■ Exercise objective
Write out every entry exactly as it stands.

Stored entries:
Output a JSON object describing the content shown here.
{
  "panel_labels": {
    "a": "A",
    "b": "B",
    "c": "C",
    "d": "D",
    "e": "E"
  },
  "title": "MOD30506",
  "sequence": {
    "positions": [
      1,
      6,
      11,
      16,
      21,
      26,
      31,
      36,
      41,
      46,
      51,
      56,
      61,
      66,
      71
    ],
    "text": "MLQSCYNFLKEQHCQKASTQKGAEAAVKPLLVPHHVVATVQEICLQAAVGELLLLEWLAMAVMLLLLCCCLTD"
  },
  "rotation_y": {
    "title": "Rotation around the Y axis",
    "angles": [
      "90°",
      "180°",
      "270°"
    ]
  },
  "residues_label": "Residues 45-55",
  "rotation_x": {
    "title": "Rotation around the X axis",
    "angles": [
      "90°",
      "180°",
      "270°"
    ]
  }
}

■ Complete output
Output a JSON object describing the content shown here.
{
  "panel_labels": {
    "a": "A",
    "b": "B",
    "c": "C",
    "d": "D",
    "e": "E"
  },
  "title": "MOD30506",
  "sequence": {
    "positions": [
      1,
      6,
      11,
      16,
      21,
      26,
      31,
      36,
      41,
      46,
      51,
      56,
      61,
      66,
      71
    ],
    "text": "MLQSCYNFLKEQHCQKASTQKGAEAAVKPLLVPHHVVATVQEICLQAAVGELLLLEWLAMAVMLLLLCCCLTD"
  },
  "rotation_y": {
    "title": "Rotation around the Y axis",
    "angles": [
      "90°",
      "180°",
      "270°"
    ]
  },
  "residues_label": "Residues 45-55",
  "rotation_x": {
    "title": "Rotation around the X axis",
    "angles": [
      "90°",
      "180°",
      "270°"
    ]
  }
}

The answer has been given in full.